[Extracted data entries]
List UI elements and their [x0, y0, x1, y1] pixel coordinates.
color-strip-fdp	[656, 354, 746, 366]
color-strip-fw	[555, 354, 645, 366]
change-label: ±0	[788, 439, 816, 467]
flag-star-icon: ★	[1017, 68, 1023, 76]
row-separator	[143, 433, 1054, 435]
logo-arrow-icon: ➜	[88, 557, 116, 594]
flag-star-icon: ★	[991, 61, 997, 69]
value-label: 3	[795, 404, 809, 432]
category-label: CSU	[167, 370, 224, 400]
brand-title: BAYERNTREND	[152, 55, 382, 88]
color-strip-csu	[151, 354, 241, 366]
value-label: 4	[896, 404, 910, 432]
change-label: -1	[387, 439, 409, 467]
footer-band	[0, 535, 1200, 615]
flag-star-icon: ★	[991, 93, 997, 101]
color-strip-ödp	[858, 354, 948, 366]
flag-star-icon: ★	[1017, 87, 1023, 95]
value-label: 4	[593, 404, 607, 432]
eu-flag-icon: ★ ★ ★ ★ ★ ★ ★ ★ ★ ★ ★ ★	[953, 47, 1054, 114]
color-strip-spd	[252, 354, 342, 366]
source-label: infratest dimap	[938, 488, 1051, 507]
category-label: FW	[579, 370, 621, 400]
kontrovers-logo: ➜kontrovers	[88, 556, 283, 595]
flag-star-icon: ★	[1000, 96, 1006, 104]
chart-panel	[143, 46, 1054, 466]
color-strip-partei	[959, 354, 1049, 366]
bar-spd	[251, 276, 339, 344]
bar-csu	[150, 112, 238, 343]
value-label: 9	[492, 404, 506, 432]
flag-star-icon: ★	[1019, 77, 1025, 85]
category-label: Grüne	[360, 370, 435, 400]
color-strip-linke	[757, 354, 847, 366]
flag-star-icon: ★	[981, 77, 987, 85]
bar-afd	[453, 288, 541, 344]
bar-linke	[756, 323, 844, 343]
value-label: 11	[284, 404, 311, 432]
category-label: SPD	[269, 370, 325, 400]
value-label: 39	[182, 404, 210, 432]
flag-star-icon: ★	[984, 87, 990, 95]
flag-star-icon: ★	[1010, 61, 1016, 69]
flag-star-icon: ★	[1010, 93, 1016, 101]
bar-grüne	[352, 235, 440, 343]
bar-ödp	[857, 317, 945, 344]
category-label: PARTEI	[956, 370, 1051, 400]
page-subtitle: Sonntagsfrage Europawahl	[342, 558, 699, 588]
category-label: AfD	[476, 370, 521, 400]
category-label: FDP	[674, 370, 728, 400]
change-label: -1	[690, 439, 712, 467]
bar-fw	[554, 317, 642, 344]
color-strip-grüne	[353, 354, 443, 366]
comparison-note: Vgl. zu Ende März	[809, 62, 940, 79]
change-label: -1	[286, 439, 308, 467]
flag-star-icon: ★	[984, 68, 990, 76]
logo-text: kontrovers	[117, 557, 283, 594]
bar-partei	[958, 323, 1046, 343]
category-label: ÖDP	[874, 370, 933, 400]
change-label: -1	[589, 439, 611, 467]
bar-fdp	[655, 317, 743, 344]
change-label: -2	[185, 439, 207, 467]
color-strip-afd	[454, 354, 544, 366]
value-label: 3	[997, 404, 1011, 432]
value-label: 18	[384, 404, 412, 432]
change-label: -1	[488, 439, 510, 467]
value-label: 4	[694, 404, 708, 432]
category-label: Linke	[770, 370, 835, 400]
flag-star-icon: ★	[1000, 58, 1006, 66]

◆ **EXERCISE REQUIREMENTS**: Copy all of the items above line for line, with no changes.

◆ **FINAL ANSWER**:
List UI elements and their [x0, y0, x1, y1] pixel coordinates.
color-strip-fdp	[656, 354, 746, 366]
color-strip-fw	[555, 354, 645, 366]
change-label: ±0	[788, 439, 816, 467]
flag-star-icon: ★	[1017, 68, 1023, 76]
row-separator	[143, 433, 1054, 435]
logo-arrow-icon: ➜	[88, 557, 116, 594]
flag-star-icon: ★	[991, 61, 997, 69]
value-label: 3	[795, 404, 809, 432]
category-label: CSU	[167, 370, 224, 400]
brand-title: BAYERNTREND	[152, 55, 382, 88]
color-strip-csu	[151, 354, 241, 366]
value-label: 4	[896, 404, 910, 432]
change-label: -1	[387, 439, 409, 467]
footer-band	[0, 535, 1200, 615]
flag-star-icon: ★	[991, 93, 997, 101]
color-strip-ödp	[858, 354, 948, 366]
flag-star-icon: ★	[1017, 87, 1023, 95]
value-label: 4	[593, 404, 607, 432]
eu-flag-icon: ★ ★ ★ ★ ★ ★ ★ ★ ★ ★ ★ ★	[953, 47, 1054, 114]
color-strip-spd	[252, 354, 342, 366]
source-label: infratest dimap	[938, 488, 1051, 507]
category-label: FW	[579, 370, 621, 400]
kontrovers-logo: ➜kontrovers	[88, 556, 283, 595]
flag-star-icon: ★	[1000, 96, 1006, 104]
chart-panel	[143, 46, 1054, 466]
color-strip-partei	[959, 354, 1049, 366]
bar-spd	[251, 276, 339, 344]
bar-csu	[150, 112, 238, 343]
value-label: 9	[492, 404, 506, 432]
flag-star-icon: ★	[1019, 77, 1025, 85]
category-label: Grüne	[360, 370, 435, 400]
color-strip-linke	[757, 354, 847, 366]
flag-star-icon: ★	[981, 77, 987, 85]
bar-afd	[453, 288, 541, 344]
bar-linke	[756, 323, 844, 343]
value-label: 11	[284, 404, 311, 432]
category-label: SPD	[269, 370, 325, 400]
value-label: 39	[182, 404, 210, 432]
flag-star-icon: ★	[984, 87, 990, 95]
flag-star-icon: ★	[1010, 61, 1016, 69]
flag-star-icon: ★	[1010, 93, 1016, 101]
bar-grüne	[352, 235, 440, 343]
bar-ödp	[857, 317, 945, 344]
category-label: PARTEI	[956, 370, 1051, 400]
page-subtitle: Sonntagsfrage Europawahl	[342, 558, 699, 588]
category-label: AfD	[476, 370, 521, 400]
category-label: FDP	[674, 370, 728, 400]
change-label: -1	[690, 439, 712, 467]
bar-fw	[554, 317, 642, 344]
color-strip-grüne	[353, 354, 443, 366]
comparison-note: Vgl. zu Ende März	[809, 62, 940, 79]
change-label: -1	[286, 439, 308, 467]
flag-star-icon: ★	[984, 68, 990, 76]
logo-text: kontrovers	[117, 557, 283, 594]
bar-partei	[958, 323, 1046, 343]
category-label: ÖDP	[874, 370, 933, 400]
change-label: -1	[589, 439, 611, 467]
bar-fdp	[655, 317, 743, 344]
change-label: -2	[185, 439, 207, 467]
color-strip-afd	[454, 354, 544, 366]
value-label: 3	[997, 404, 1011, 432]
value-label: 18	[384, 404, 412, 432]
change-label: -1	[488, 439, 510, 467]
value-label: 4	[694, 404, 708, 432]
category-label: Linke	[770, 370, 835, 400]
flag-star-icon: ★	[1000, 58, 1006, 66]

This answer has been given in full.